» Stated task: Repeat the records below exactly.

============================================================

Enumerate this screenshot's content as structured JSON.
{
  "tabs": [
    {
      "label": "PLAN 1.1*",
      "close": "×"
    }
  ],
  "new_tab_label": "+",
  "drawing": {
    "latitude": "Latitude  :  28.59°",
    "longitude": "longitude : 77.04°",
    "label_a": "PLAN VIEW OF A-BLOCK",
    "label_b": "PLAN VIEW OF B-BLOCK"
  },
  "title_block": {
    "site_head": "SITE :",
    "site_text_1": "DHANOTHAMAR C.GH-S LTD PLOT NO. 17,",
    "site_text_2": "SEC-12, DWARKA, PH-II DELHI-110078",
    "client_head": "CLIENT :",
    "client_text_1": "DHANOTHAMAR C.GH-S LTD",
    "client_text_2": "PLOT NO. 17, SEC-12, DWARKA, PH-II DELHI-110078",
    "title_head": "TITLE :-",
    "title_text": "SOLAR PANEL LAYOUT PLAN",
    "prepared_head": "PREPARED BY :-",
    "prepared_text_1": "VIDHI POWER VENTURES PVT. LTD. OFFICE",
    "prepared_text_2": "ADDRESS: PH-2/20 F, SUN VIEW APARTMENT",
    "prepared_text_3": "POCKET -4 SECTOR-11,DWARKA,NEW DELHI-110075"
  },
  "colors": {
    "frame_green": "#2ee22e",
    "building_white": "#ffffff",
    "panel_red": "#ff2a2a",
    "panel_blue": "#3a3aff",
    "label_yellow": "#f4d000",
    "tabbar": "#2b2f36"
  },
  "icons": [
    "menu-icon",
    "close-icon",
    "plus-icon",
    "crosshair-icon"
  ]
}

============================================================

» The result:
Enumerate this screenshot's content as structured JSON.
{
  "tabs": [
    {
      "label": "PLAN 1.1*",
      "close": "×"
    }
  ],
  "new_tab_label": "+",
  "drawing": {
    "latitude": "Latitude  :  28.59°",
    "longitude": "longitude : 77.04°",
    "label_a": "PLAN VIEW OF A-BLOCK",
    "label_b": "PLAN VIEW OF B-BLOCK"
  },
  "title_block": {
    "site_head": "SITE :",
    "site_text_1": "DHANOTHAMAR C.GH-S LTD PLOT NO. 17,",
    "site_text_2": "SEC-12, DWARKA, PH-II DELHI-110078",
    "client_head": "CLIENT :",
    "client_text_1": "DHANOTHAMAR C.GH-S LTD",
    "client_text_2": "PLOT NO. 17, SEC-12, DWARKA, PH-II DELHI-110078",
    "title_head": "TITLE :-",
    "title_text": "SOLAR PANEL LAYOUT PLAN",
    "prepared_head": "PREPARED BY :-",
    "prepared_text_1": "VIDHI POWER VENTURES PVT. LTD. OFFICE",
    "prepared_text_2": "ADDRESS: PH-2/20 F, SUN VIEW APARTMENT",
    "prepared_text_3": "POCKET -4 SECTOR-11,DWARKA,NEW DELHI-110075"
  },
  "colors": {
    "frame_green": "#2ee22e",
    "building_white": "#ffffff",
    "panel_red": "#ff2a2a",
    "panel_blue": "#3a3aff",
    "label_yellow": "#f4d000",
    "tabbar": "#2b2f36"
  },
  "icons": [
    "menu-icon",
    "close-icon",
    "plus-icon",
    "crosshair-icon"
  ]
}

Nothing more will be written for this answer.